**What is asked**
An exact copy of the records is required, minus the pictures they hold.

**Provided material**
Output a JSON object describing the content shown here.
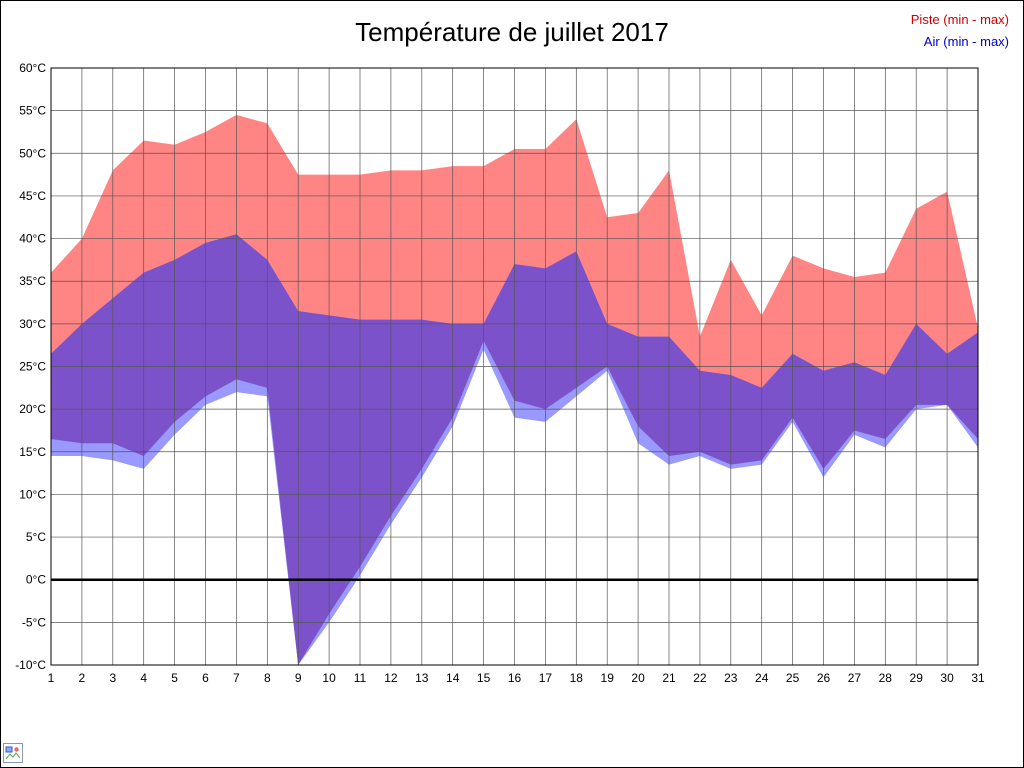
{
  "chart_data": {
    "type": "area",
    "title": "Température de juillet 2017",
    "legend": [
      {
        "label": "Piste (min - max)",
        "color": "#cc0000"
      },
      {
        "label": "Air (min - max)",
        "color": "#0000cc"
      }
    ],
    "x": [
      1,
      2,
      3,
      4,
      5,
      6,
      7,
      8,
      9,
      10,
      11,
      12,
      13,
      14,
      15,
      16,
      17,
      18,
      19,
      20,
      21,
      22,
      23,
      24,
      25,
      26,
      27,
      28,
      29,
      30,
      31
    ],
    "series": [
      {
        "name": "piste_max",
        "values": [
          36,
          40,
          48,
          51.5,
          51,
          52.5,
          54.5,
          53.5,
          47.5,
          47.5,
          47.5,
          48,
          48,
          48.5,
          48.5,
          50.5,
          50.5,
          54,
          42.5,
          43,
          48,
          28.5,
          37.5,
          31,
          38,
          36.5,
          35.5,
          36,
          43.5,
          45.5,
          29.5
        ]
      },
      {
        "name": "piste_min",
        "values": [
          16.5,
          16,
          16,
          14.5,
          18.5,
          21.5,
          23.5,
          22.5,
          -10,
          -4,
          1.5,
          7.5,
          13,
          19,
          28,
          21,
          20,
          22.5,
          25,
          18,
          14.5,
          15,
          13.5,
          14,
          19,
          13,
          17.5,
          16.5,
          20.5,
          20.5,
          16.5
        ]
      },
      {
        "name": "air_max",
        "values": [
          26.5,
          30,
          33,
          36,
          37.5,
          39.5,
          40.5,
          37.5,
          31.5,
          31,
          30.5,
          30.5,
          30.5,
          30,
          30,
          37,
          36.5,
          38.5,
          30,
          28.5,
          28.5,
          24.5,
          24,
          22.5,
          26.5,
          24.5,
          25.5,
          24,
          30,
          26.5,
          29
        ]
      },
      {
        "name": "air_min",
        "values": [
          14.5,
          14.5,
          14,
          13,
          17,
          20.5,
          22,
          21.5,
          -10,
          -5,
          0.5,
          6.5,
          12,
          18,
          27,
          19,
          18.5,
          21.5,
          24.5,
          16,
          13.5,
          14.5,
          13,
          13.5,
          18.5,
          12,
          17,
          15.5,
          20,
          20.5,
          15.5
        ]
      }
    ],
    "ylim": [
      -10,
      60
    ],
    "ytick_step": 5,
    "ylabel_suffix": "°C",
    "grid": true,
    "legend_position": "top-right",
    "colors": {
      "piste": "#ff8585",
      "air": "#9999ff",
      "overlap": "#7b52c9",
      "grid": "#555555",
      "zero_line": "#000000"
    }
  }
}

**Answer to this task**
Output a JSON object describing the content shown here.
{
  "chart_data": {
    "type": "area",
    "title": "Température de juillet 2017",
    "legend": [
      {
        "label": "Piste (min - max)",
        "color": "#cc0000"
      },
      {
        "label": "Air (min - max)",
        "color": "#0000cc"
      }
    ],
    "x": [
      1,
      2,
      3,
      4,
      5,
      6,
      7,
      8,
      9,
      10,
      11,
      12,
      13,
      14,
      15,
      16,
      17,
      18,
      19,
      20,
      21,
      22,
      23,
      24,
      25,
      26,
      27,
      28,
      29,
      30,
      31
    ],
    "series": [
      {
        "name": "piste_max",
        "values": [
          36,
          40,
          48,
          51.5,
          51,
          52.5,
          54.5,
          53.5,
          47.5,
          47.5,
          47.5,
          48,
          48,
          48.5,
          48.5,
          50.5,
          50.5,
          54,
          42.5,
          43,
          48,
          28.5,
          37.5,
          31,
          38,
          36.5,
          35.5,
          36,
          43.5,
          45.5,
          29.5
        ]
      },
      {
        "name": "piste_min",
        "values": [
          16.5,
          16,
          16,
          14.5,
          18.5,
          21.5,
          23.5,
          22.5,
          -10,
          -4,
          1.5,
          7.5,
          13,
          19,
          28,
          21,
          20,
          22.5,
          25,
          18,
          14.5,
          15,
          13.5,
          14,
          19,
          13,
          17.5,
          16.5,
          20.5,
          20.5,
          16.5
        ]
      },
      {
        "name": "air_max",
        "values": [
          26.5,
          30,
          33,
          36,
          37.5,
          39.5,
          40.5,
          37.5,
          31.5,
          31,
          30.5,
          30.5,
          30.5,
          30,
          30,
          37,
          36.5,
          38.5,
          30,
          28.5,
          28.5,
          24.5,
          24,
          22.5,
          26.5,
          24.5,
          25.5,
          24,
          30,
          26.5,
          29
        ]
      },
      {
        "name": "air_min",
        "values": [
          14.5,
          14.5,
          14,
          13,
          17,
          20.5,
          22,
          21.5,
          -10,
          -5,
          0.5,
          6.5,
          12,
          18,
          27,
          19,
          18.5,
          21.5,
          24.5,
          16,
          13.5,
          14.5,
          13,
          13.5,
          18.5,
          12,
          17,
          15.5,
          20,
          20.5,
          15.5
        ]
      }
    ],
    "ylim": [
      -10,
      60
    ],
    "ytick_step": 5,
    "ylabel_suffix": "°C",
    "grid": true,
    "legend_position": "top-right",
    "colors": {
      "piste": "#ff8585",
      "air": "#9999ff",
      "overlap": "#7b52c9",
      "grid": "#555555",
      "zero_line": "#000000"
    }
  }
}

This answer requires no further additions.